Set task
Print each line exactly as it is given.

--- Task material ---

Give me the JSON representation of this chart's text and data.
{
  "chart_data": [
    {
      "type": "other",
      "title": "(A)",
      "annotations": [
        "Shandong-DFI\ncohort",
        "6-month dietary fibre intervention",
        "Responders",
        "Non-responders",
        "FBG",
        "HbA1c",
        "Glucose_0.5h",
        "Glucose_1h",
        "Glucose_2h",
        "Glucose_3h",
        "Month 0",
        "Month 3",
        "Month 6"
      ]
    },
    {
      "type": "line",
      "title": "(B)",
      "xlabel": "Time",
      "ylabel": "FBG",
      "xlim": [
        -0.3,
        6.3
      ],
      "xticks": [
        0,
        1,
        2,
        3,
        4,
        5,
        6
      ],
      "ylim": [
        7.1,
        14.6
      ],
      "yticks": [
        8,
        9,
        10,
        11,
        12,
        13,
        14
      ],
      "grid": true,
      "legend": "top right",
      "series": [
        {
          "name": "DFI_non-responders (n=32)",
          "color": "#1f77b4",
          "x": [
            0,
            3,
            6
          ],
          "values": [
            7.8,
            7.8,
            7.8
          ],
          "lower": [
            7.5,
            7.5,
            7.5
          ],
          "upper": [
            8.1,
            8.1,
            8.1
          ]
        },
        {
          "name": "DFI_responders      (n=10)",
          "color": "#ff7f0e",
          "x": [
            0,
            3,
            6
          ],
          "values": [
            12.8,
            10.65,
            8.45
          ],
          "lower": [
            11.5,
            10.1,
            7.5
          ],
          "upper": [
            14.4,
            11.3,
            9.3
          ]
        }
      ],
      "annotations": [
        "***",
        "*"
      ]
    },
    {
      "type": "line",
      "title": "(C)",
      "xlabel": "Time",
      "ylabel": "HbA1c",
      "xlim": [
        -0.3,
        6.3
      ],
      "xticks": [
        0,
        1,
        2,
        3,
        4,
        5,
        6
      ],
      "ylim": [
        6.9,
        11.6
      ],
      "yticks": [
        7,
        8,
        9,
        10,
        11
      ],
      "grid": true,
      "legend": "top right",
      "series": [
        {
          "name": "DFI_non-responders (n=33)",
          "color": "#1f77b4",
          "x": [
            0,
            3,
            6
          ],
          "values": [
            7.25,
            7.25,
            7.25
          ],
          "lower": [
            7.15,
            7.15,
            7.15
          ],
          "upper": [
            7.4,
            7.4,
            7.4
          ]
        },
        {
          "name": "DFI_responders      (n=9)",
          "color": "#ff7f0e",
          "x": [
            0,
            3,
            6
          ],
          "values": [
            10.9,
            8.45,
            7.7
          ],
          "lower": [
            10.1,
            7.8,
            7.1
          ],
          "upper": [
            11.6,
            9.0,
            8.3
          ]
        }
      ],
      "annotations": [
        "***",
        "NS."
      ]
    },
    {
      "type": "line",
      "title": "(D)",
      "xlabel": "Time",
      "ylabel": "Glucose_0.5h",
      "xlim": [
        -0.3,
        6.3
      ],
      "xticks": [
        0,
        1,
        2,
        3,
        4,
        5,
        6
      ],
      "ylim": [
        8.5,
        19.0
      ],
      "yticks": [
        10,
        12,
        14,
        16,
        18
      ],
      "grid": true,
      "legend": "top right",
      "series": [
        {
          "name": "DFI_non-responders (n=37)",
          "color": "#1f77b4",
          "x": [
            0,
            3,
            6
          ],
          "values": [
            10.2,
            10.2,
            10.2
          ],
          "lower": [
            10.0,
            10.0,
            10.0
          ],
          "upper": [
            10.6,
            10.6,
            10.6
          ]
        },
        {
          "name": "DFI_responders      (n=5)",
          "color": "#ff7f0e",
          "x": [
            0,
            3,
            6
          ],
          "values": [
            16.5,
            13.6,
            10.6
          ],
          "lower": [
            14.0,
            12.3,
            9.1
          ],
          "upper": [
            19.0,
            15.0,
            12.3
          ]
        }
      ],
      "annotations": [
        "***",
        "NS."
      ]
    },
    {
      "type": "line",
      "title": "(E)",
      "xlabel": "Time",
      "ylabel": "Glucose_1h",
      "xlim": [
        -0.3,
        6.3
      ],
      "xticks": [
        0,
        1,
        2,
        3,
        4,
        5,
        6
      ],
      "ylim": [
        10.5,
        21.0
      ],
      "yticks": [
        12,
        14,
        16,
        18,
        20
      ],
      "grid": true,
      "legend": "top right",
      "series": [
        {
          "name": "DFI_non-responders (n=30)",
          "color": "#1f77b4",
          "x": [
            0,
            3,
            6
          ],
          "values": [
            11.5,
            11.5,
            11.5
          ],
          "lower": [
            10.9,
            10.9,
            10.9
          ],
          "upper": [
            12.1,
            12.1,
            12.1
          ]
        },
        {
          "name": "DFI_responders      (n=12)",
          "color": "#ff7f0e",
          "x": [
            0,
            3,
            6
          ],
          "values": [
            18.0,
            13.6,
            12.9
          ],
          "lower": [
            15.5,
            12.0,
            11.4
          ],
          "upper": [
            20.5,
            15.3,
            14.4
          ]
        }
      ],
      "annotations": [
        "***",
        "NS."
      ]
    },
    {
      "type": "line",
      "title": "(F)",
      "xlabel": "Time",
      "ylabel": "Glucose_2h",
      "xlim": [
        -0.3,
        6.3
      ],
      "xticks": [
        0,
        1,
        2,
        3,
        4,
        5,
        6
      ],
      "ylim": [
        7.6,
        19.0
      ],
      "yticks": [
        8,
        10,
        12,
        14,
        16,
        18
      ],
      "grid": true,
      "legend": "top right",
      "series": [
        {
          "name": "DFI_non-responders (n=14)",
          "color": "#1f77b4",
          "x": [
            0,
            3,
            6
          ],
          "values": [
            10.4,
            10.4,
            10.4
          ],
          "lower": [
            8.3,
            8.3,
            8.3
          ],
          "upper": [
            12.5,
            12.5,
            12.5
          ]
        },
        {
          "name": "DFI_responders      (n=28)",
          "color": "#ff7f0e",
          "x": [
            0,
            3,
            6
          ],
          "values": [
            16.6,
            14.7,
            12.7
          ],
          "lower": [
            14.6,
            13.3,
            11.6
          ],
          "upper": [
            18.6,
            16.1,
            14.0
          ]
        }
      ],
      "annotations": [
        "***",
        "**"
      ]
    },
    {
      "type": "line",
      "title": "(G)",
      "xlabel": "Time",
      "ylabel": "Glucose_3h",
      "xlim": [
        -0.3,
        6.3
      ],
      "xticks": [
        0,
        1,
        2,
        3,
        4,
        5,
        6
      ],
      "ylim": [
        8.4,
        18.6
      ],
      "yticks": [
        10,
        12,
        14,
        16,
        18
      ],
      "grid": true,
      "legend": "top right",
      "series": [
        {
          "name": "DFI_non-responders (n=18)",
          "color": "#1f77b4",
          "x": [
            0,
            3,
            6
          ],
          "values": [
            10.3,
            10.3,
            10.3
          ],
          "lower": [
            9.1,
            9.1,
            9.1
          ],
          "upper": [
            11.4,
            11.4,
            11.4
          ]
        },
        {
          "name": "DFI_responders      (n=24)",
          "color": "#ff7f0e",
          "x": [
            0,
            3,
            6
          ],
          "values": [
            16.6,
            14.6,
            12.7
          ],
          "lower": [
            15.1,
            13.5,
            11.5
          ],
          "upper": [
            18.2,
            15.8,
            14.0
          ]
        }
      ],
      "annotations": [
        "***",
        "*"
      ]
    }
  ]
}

---

Solution to this exercise
Give me the JSON representation of this chart's text and data.
{
  "chart_data": [
    {
      "type": "other",
      "title": "(A)",
      "annotations": [
        "Shandong-DFI\ncohort",
        "6-month dietary fibre intervention",
        "Responders",
        "Non-responders",
        "FBG",
        "HbA1c",
        "Glucose_0.5h",
        "Glucose_1h",
        "Glucose_2h",
        "Glucose_3h",
        "Month 0",
        "Month 3",
        "Month 6"
      ]
    },
    {
      "type": "line",
      "title": "(B)",
      "xlabel": "Time",
      "ylabel": "FBG",
      "xlim": [
        -0.3,
        6.3
      ],
      "xticks": [
        0,
        1,
        2,
        3,
        4,
        5,
        6
      ],
      "ylim": [
        7.1,
        14.6
      ],
      "yticks": [
        8,
        9,
        10,
        11,
        12,
        13,
        14
      ],
      "grid": true,
      "legend": "top right",
      "series": [
        {
          "name": "DFI_non-responders (n=32)",
          "color": "#1f77b4",
          "x": [
            0,
            3,
            6
          ],
          "values": [
            7.8,
            7.8,
            7.8
          ],
          "lower": [
            7.5,
            7.5,
            7.5
          ],
          "upper": [
            8.1,
            8.1,
            8.1
          ]
        },
        {
          "name": "DFI_responders      (n=10)",
          "color": "#ff7f0e",
          "x": [
            0,
            3,
            6
          ],
          "values": [
            12.8,
            10.65,
            8.45
          ],
          "lower": [
            11.5,
            10.1,
            7.5
          ],
          "upper": [
            14.4,
            11.3,
            9.3
          ]
        }
      ],
      "annotations": [
        "***",
        "*"
      ]
    },
    {
      "type": "line",
      "title": "(C)",
      "xlabel": "Time",
      "ylabel": "HbA1c",
      "xlim": [
        -0.3,
        6.3
      ],
      "xticks": [
        0,
        1,
        2,
        3,
        4,
        5,
        6
      ],
      "ylim": [
        6.9,
        11.6
      ],
      "yticks": [
        7,
        8,
        9,
        10,
        11
      ],
      "grid": true,
      "legend": "top right",
      "series": [
        {
          "name": "DFI_non-responders (n=33)",
          "color": "#1f77b4",
          "x": [
            0,
            3,
            6
          ],
          "values": [
            7.25,
            7.25,
            7.25
          ],
          "lower": [
            7.15,
            7.15,
            7.15
          ],
          "upper": [
            7.4,
            7.4,
            7.4
          ]
        },
        {
          "name": "DFI_responders      (n=9)",
          "color": "#ff7f0e",
          "x": [
            0,
            3,
            6
          ],
          "values": [
            10.9,
            8.45,
            7.7
          ],
          "lower": [
            10.1,
            7.8,
            7.1
          ],
          "upper": [
            11.6,
            9.0,
            8.3
          ]
        }
      ],
      "annotations": [
        "***",
        "NS."
      ]
    },
    {
      "type": "line",
      "title": "(D)",
      "xlabel": "Time",
      "ylabel": "Glucose_0.5h",
      "xlim": [
        -0.3,
        6.3
      ],
      "xticks": [
        0,
        1,
        2,
        3,
        4,
        5,
        6
      ],
      "ylim": [
        8.5,
        19.0
      ],
      "yticks": [
        10,
        12,
        14,
        16,
        18
      ],
      "grid": true,
      "legend": "top right",
      "series": [
        {
          "name": "DFI_non-responders (n=37)",
          "color": "#1f77b4",
          "x": [
            0,
            3,
            6
          ],
          "values": [
            10.2,
            10.2,
            10.2
          ],
          "lower": [
            10.0,
            10.0,
            10.0
          ],
          "upper": [
            10.6,
            10.6,
            10.6
          ]
        },
        {
          "name": "DFI_responders      (n=5)",
          "color": "#ff7f0e",
          "x": [
            0,
            3,
            6
          ],
          "values": [
            16.5,
            13.6,
            10.6
          ],
          "lower": [
            14.0,
            12.3,
            9.1
          ],
          "upper": [
            19.0,
            15.0,
            12.3
          ]
        }
      ],
      "annotations": [
        "***",
        "NS."
      ]
    },
    {
      "type": "line",
      "title": "(E)",
      "xlabel": "Time",
      "ylabel": "Glucose_1h",
      "xlim": [
        -0.3,
        6.3
      ],
      "xticks": [
        0,
        1,
        2,
        3,
        4,
        5,
        6
      ],
      "ylim": [
        10.5,
        21.0
      ],
      "yticks": [
        12,
        14,
        16,
        18,
        20
      ],
      "grid": true,
      "legend": "top right",
      "series": [
        {
          "name": "DFI_non-responders (n=30)",
          "color": "#1f77b4",
          "x": [
            0,
            3,
            6
          ],
          "values": [
            11.5,
            11.5,
            11.5
          ],
          "lower": [
            10.9,
            10.9,
            10.9
          ],
          "upper": [
            12.1,
            12.1,
            12.1
          ]
        },
        {
          "name": "DFI_responders      (n=12)",
          "color": "#ff7f0e",
          "x": [
            0,
            3,
            6
          ],
          "values": [
            18.0,
            13.6,
            12.9
          ],
          "lower": [
            15.5,
            12.0,
            11.4
          ],
          "upper": [
            20.5,
            15.3,
            14.4
          ]
        }
      ],
      "annotations": [
        "***",
        "NS."
      ]
    },
    {
      "type": "line",
      "title": "(F)",
      "xlabel": "Time",
      "ylabel": "Glucose_2h",
      "xlim": [
        -0.3,
        6.3
      ],
      "xticks": [
        0,
        1,
        2,
        3,
        4,
        5,
        6
      ],
      "ylim": [
        7.6,
        19.0
      ],
      "yticks": [
        8,
        10,
        12,
        14,
        16,
        18
      ],
      "grid": true,
      "legend": "top right",
      "series": [
        {
          "name": "DFI_non-responders (n=14)",
          "color": "#1f77b4",
          "x": [
            0,
            3,
            6
          ],
          "values": [
            10.4,
            10.4,
            10.4
          ],
          "lower": [
            8.3,
            8.3,
            8.3
          ],
          "upper": [
            12.5,
            12.5,
            12.5
          ]
        },
        {
          "name": "DFI_responders      (n=28)",
          "color": "#ff7f0e",
          "x": [
            0,
            3,
            6
          ],
          "values": [
            16.6,
            14.7,
            12.7
          ],
          "lower": [
            14.6,
            13.3,
            11.6
          ],
          "upper": [
            18.6,
            16.1,
            14.0
          ]
        }
      ],
      "annotations": [
        "***",
        "**"
      ]
    },
    {
      "type": "line",
      "title": "(G)",
      "xlabel": "Time",
      "ylabel": "Glucose_3h",
      "xlim": [
        -0.3,
        6.3
      ],
      "xticks": [
        0,
        1,
        2,
        3,
        4,
        5,
        6
      ],
      "ylim": [
        8.4,
        18.6
      ],
      "yticks": [
        10,
        12,
        14,
        16,
        18
      ],
      "grid": true,
      "legend": "top right",
      "series": [
        {
          "name": "DFI_non-responders (n=18)",
          "color": "#1f77b4",
          "x": [
            0,
            3,
            6
          ],
          "values": [
            10.3,
            10.3,
            10.3
          ],
          "lower": [
            9.1,
            9.1,
            9.1
          ],
          "upper": [
            11.4,
            11.4,
            11.4
          ]
        },
        {
          "name": "DFI_responders      (n=24)",
          "color": "#ff7f0e",
          "x": [
            0,
            3,
            6
          ],
          "values": [
            16.6,
            14.6,
            12.7
          ],
          "lower": [
            15.1,
            13.5,
            11.5
          ],
          "upper": [
            18.2,
            15.8,
            14.0
          ]
        }
      ],
      "annotations": [
        "***",
        "*"
      ]
    }
  ]
}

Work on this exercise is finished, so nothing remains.